### Data supplied ###

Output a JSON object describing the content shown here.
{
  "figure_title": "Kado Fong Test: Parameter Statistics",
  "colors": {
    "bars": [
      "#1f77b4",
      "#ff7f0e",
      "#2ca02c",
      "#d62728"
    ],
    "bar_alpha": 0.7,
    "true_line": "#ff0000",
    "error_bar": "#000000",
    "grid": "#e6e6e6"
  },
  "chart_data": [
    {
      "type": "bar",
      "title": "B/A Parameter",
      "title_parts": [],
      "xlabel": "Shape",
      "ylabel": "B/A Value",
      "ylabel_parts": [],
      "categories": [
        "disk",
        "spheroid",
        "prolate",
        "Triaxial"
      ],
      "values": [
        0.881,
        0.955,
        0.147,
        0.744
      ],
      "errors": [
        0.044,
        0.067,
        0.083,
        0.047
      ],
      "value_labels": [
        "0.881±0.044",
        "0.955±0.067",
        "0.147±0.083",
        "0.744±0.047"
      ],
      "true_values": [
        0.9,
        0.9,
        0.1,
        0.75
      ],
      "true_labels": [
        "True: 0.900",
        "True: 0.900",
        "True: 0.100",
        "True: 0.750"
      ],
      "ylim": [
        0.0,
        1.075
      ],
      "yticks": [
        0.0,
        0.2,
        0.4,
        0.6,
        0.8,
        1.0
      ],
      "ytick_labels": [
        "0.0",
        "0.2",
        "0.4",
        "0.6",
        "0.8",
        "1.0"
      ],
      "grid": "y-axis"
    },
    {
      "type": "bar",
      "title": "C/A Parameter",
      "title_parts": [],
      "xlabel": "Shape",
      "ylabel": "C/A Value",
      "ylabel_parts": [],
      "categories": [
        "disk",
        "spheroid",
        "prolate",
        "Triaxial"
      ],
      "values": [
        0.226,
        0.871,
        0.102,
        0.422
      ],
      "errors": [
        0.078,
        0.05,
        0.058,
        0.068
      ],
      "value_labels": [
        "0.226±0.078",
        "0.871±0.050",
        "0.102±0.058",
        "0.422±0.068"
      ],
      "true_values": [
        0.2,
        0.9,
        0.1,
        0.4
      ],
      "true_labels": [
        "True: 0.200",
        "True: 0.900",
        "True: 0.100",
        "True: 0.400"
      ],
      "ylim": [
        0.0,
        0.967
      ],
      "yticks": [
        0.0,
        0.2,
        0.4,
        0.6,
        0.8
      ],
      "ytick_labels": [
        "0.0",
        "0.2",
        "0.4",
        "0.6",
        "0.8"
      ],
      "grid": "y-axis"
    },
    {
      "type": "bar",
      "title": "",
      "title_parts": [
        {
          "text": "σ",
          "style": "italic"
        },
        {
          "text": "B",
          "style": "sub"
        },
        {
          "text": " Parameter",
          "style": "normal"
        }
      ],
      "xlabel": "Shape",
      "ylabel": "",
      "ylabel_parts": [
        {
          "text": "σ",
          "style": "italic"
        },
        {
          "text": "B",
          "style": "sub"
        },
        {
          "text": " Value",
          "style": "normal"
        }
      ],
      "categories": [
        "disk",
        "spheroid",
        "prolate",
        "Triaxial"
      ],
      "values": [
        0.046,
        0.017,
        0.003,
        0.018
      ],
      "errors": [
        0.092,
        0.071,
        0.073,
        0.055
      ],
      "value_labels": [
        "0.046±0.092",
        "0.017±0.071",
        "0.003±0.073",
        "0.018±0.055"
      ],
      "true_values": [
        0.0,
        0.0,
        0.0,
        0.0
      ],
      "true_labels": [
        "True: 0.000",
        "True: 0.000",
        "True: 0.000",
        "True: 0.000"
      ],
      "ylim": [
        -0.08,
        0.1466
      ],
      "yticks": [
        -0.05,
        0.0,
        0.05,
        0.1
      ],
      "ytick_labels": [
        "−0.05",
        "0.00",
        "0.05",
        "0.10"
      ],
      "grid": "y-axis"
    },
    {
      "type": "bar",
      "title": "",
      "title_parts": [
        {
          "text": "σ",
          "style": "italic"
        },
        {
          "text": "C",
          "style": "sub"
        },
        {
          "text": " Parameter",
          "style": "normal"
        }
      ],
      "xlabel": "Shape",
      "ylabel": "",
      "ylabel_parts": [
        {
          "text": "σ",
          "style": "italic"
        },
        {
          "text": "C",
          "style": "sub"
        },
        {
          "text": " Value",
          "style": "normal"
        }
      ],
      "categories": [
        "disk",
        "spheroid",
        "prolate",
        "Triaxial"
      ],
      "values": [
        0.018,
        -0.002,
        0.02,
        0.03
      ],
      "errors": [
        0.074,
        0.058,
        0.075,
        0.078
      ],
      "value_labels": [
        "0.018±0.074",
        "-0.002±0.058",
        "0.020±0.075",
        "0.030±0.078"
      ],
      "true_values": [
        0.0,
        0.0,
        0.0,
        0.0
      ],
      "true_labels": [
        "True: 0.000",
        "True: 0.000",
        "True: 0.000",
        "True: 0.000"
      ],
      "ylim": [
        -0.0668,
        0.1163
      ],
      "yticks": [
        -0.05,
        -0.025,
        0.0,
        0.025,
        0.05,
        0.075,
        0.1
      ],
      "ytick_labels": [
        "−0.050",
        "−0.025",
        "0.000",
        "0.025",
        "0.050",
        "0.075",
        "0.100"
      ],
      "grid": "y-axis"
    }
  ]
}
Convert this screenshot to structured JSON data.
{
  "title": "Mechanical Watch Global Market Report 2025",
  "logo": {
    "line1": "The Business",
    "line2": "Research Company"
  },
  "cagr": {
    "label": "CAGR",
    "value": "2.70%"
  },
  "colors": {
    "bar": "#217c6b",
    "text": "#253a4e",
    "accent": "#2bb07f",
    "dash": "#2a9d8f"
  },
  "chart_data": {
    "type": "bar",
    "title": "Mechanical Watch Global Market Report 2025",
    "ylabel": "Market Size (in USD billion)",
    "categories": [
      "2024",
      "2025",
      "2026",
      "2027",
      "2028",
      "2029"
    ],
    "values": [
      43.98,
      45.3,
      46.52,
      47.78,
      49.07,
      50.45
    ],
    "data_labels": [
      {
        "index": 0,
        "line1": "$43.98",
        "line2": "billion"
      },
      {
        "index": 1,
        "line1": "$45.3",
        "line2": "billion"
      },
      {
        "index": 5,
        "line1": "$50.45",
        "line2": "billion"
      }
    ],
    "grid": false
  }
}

###

= Aim of the exercise =
What are the lines from the one with "Convert this screenshot" through the last line of the records above? Quote them exactly and add nothing.

= Answer in full =
Convert this screenshot to structured JSON data.
{
  "title": "Mechanical Watch Global Market Report 2025",
  "logo": {
    "line1": "The Business",
    "line2": "Research Company"
  },
  "cagr": {
    "label": "CAGR",
    "value": "2.70%"
  },
  "colors": {
    "bar": "#217c6b",
    "text": "#253a4e",
    "accent": "#2bb07f",
    "dash": "#2a9d8f"
  },
  "chart_data": {
    "type": "bar",
    "title": "Mechanical Watch Global Market Report 2025",
    "ylabel": "Market Size (in USD billion)",
    "categories": [
      "2024",
      "2025",
      "2026",
      "2027",
      "2028",
      "2029"
    ],
    "values": [
      43.98,
      45.3,
      46.52,
      47.78,
      49.07,
      50.45
    ],
    "data_labels": [
      {
        "index": 0,
        "line1": "$43.98",
        "line2": "billion"
      },
      {
        "index": 1,
        "line1": "$45.3",
        "line2": "billion"
      },
      {
        "index": 5,
        "line1": "$50.45",
        "line2": "billion"
      }
    ],
    "grid": false
  }
}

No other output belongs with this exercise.